Exercise goal —
Which lines in the records below contain the word "Tåkelys"? Copy each one out.

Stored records

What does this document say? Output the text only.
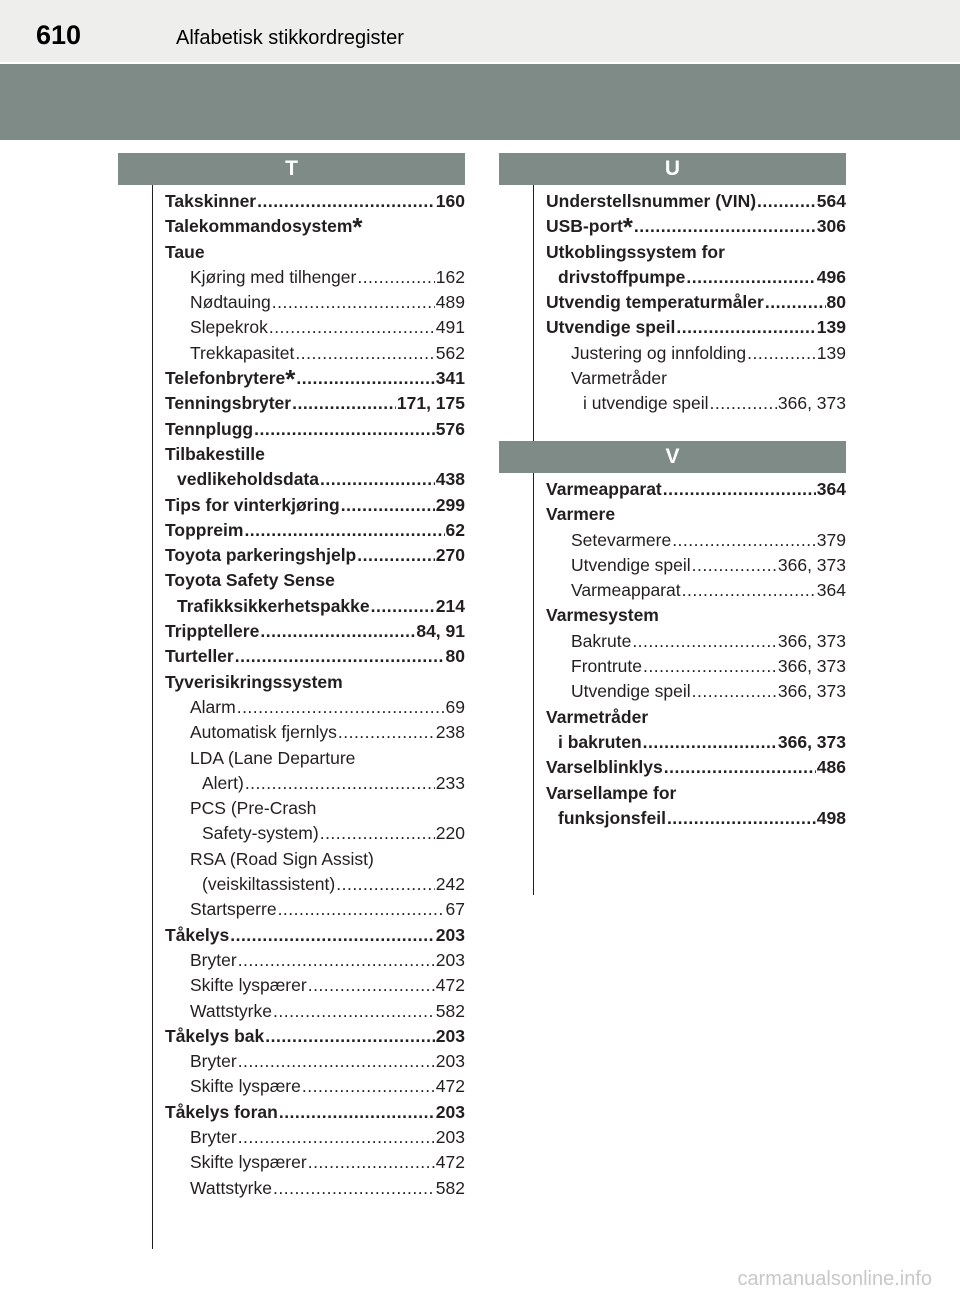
610	Alfabetisk stikkordregister
T
Takskinner .....	160
Talekommandosystem*
Taue
Kjøring med tilhenger .....	162
Nødtauing .....	489
Slepekrok .....	491
Trekkapasitet .....	562
Telefonbrytere* .....	341
Tenningsbryter .....	171, 175
Tennplugg .....	576
Tilbakestille
vedlikeholdsdata .....	438
Tips for vinterkjøring .....	299
Toppreim .....	62
Toyota parkeringshjelp .....	270
Toyota Safety Sense
Trafikksikkerhetspakke .....	214
Tripptellere .....	84, 91
Turteller .....	80
Tyverisikringssystem
Alarm .....	69
Automatisk fjernlys .....	238
LDA (Lane Departure
Alert) .....	233
PCS (Pre-Crash
Safety-system) .....	220
RSA (Road Sign Assist)
(veiskiltassistent) .....	242
Startsperre .....	67
Tåkelys .....	203
Bryter .....	203
Skifte lyspærer .....	472
Wattstyrke .....	582
Tåkelys bak .....	203
Bryter .....	203
Skifte lyspære .....	472
Tåkelys foran .....	203
Bryter .....	203
Skifte lyspærer .....	472
Wattstyrke .....	582
U
Understellsnummer (VIN) .....	564
USB-port* .....	306
Utkoblingssystem for
drivstoffpumpe .....	496
Utvendig temperaturmåler .....	80
Utvendige speil .....	139
Justering og innfolding .....	139
Varmetråder
i utvendige speil .....	366, 373
V
Varmeapparat .....	364
Varmere
Setevarmere .....	379
Utvendige speil .....	366, 373
Varmeapparat .....	364
Varmesystem
Bakrute .....	366, 373
Frontrute .....	366, 373
Utvendige speil .....	366, 373
Varmetråder
i bakruten .....	366, 373
Varselblinklys .....	486
Varsellampe for
funksjonsfeil .....	498
carmanualsonline.info
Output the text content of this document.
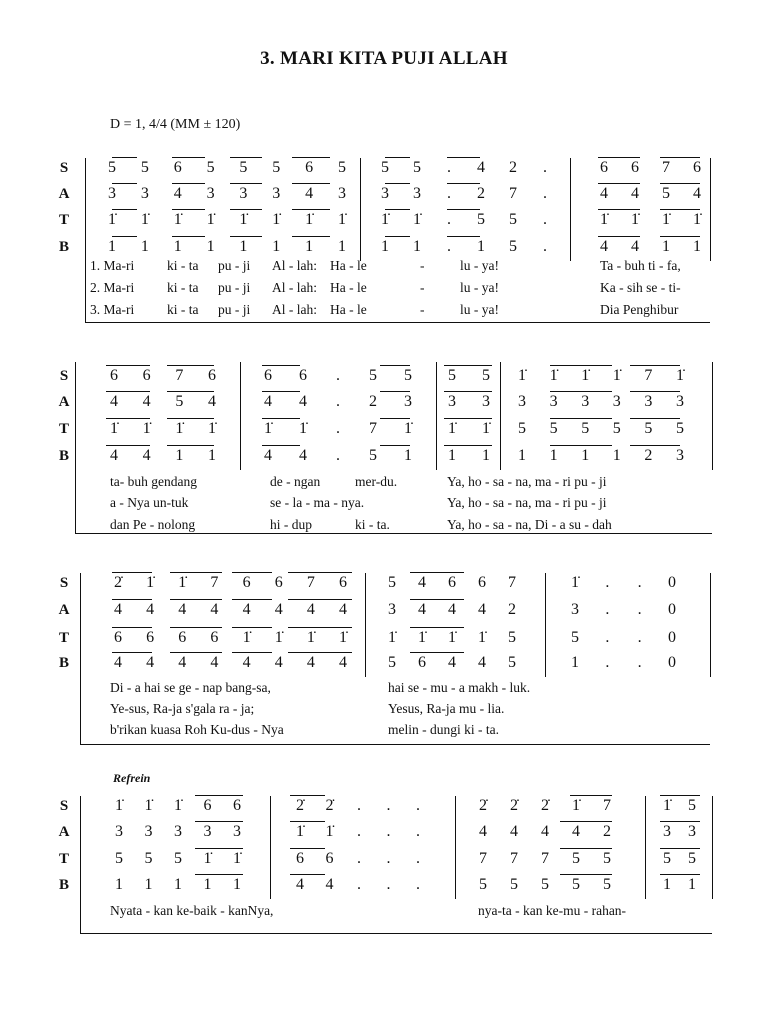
3. MARI KITA PUJI ALLAH
D = 1, 4/4 (MM ± 120)
Refrein
S
A
T
B
5 5 6 5 5 5 6 5 5 5	.	4 2	.	6 6 7 6
3 3 4 3 3 3 4 3 3 3	.	2 7	.	4 4 5 4
1̇ 1̇ 1̇ 1̇ 1̇ 1̇ 1̇ 1̇ 1̇ 1̇	.	5 5	.	1̇ 1̇ 1̇ 1̇
1 1 1 1 1 1 1 1 1 1	.	1 5	.	4 4 1 1
1. Ma-ri ki - ta pu - ji Al - lah: Ha - le	-	lu - ya!	Ta - buh ti - fa,
2. Ma-ri ki - ta pu - ji Al - lah: Ha - le	-	lu - ya!	Ka - sih se - ti-
3. Ma-ri ki - ta pu - ji Al - lah: Ha - le	-	lu - ya!	Dia Penghibur
S
A
T
B
6 6 7 6	6 6	.	5 5 5 5 1̇ 1̇ 1̇ 1̇ 7 1̇
4 4 5 4	4 4	.	2 3 3 3 3 3 3 3 3 3
1̇ 1̇ 1̇ 1̇	1̇ 1̇	.	7 1̇ 1̇ 1̇ 5 5 5 5 5 5
4 4 1 1	4 4	.	5 1 1 1 1 1 1 1 2 3
ta- buh gendang	de - ngan	mer-du.	Ya, ho - sa - na, ma - ri pu - ji
a - Nya un-tuk	se - la - ma - nya.	Ya, ho - sa - na, ma - ri pu - ji
dan Pe - nolong	hi - dup	ki - ta.	Ya, ho - sa - na, Di - a su - dah
S
A
T
B
2̇ 1̇ 1̇ 7 6 6 7 6	5 4 6 6 7	1̇	.	.	0
4 4 4 4 4 4 4 4	3 4 4 4 2	3	.	.	0
6 6 6 6 1̇ 1̇ 1̇ 1̇	1̇ 1̇ 1̇ 1̇ 5	5	.	.	0
4 4 4 4 4 4 4 4	5 6 4 4 5	1	.	.	0
Di - a hai se ge - nap bang-sa,	hai se - mu - a makh - luk.
Ye-sus, Ra-ja s'gala ra - ja;	Yesus, Ra-ja mu - lia.
b'rikan kuasa Roh Ku-dus - Nya	melin - dungi ki - ta.
S
A
T
B
1̇ 1̇ 1̇ 6 6	2̇ 2̇	.	.	.	2̇ 2̇ 2̇ 1̇ 7	1̇ 5
3 3 3 3 3	1̇ 1̇	.	.	.	4 4 4 4 2	3 3
5 5 5 1̇ 1̇	6 6	.	.	.	7 7 7 5 5	5 5
1 1 1 1 1	4 4	.	.	.	5 5 5 5 5	1 1
Nyata - kan ke-baik - kanNya,	nya-ta - kan ke-mu - rahan-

Result —
Tåkelys .....	203
Tåkelys bak .....	203
Tåkelys foran .....	203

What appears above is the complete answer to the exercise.